## begin

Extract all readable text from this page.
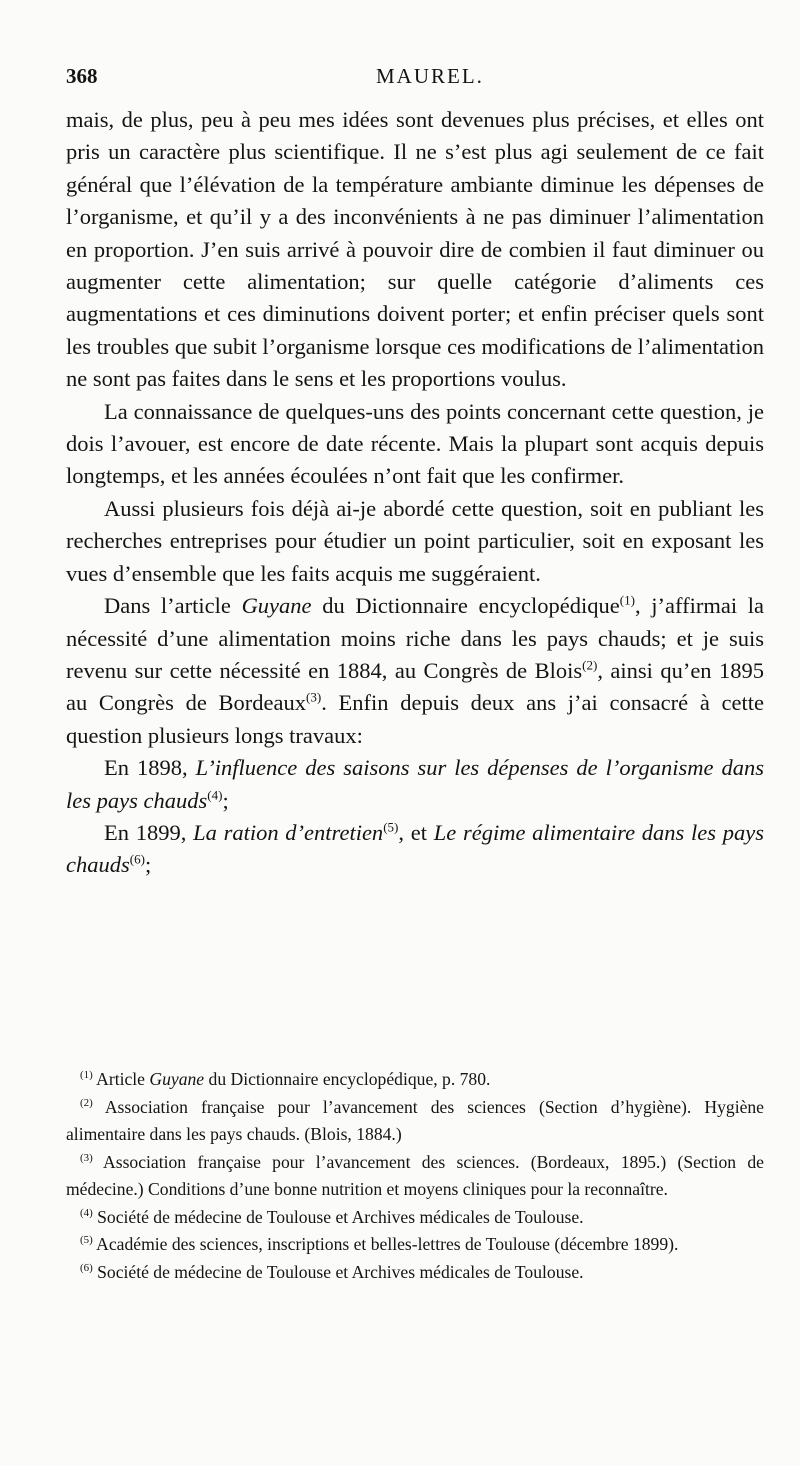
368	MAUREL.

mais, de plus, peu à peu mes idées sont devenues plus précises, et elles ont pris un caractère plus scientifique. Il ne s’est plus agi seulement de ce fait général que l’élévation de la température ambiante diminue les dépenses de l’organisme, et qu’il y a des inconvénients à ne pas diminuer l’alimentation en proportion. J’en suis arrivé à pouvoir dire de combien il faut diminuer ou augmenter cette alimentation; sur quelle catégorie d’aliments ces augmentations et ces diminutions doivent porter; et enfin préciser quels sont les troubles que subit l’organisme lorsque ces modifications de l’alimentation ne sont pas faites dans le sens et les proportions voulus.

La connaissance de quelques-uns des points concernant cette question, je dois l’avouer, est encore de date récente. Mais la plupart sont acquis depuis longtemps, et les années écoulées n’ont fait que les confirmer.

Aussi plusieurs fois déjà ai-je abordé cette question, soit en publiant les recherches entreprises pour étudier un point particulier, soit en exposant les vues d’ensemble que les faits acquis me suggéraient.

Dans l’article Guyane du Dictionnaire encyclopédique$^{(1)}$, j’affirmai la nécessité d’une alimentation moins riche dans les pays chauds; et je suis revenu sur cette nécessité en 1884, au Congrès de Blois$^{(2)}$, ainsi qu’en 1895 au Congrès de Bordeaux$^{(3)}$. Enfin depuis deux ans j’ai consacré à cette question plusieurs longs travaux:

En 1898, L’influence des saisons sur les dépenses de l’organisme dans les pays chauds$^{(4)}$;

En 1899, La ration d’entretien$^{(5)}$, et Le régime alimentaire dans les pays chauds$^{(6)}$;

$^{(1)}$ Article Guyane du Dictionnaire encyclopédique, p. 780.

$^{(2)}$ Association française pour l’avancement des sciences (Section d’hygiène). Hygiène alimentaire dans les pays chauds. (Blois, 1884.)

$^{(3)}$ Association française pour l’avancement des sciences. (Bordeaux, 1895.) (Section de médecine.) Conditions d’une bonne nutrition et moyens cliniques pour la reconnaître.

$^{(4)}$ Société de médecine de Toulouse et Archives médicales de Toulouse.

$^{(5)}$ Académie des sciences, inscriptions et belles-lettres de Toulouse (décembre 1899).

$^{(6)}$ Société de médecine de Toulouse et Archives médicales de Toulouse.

## end

Directive
Return solely the number of lines in the data that include the word "Société".

Finished task
2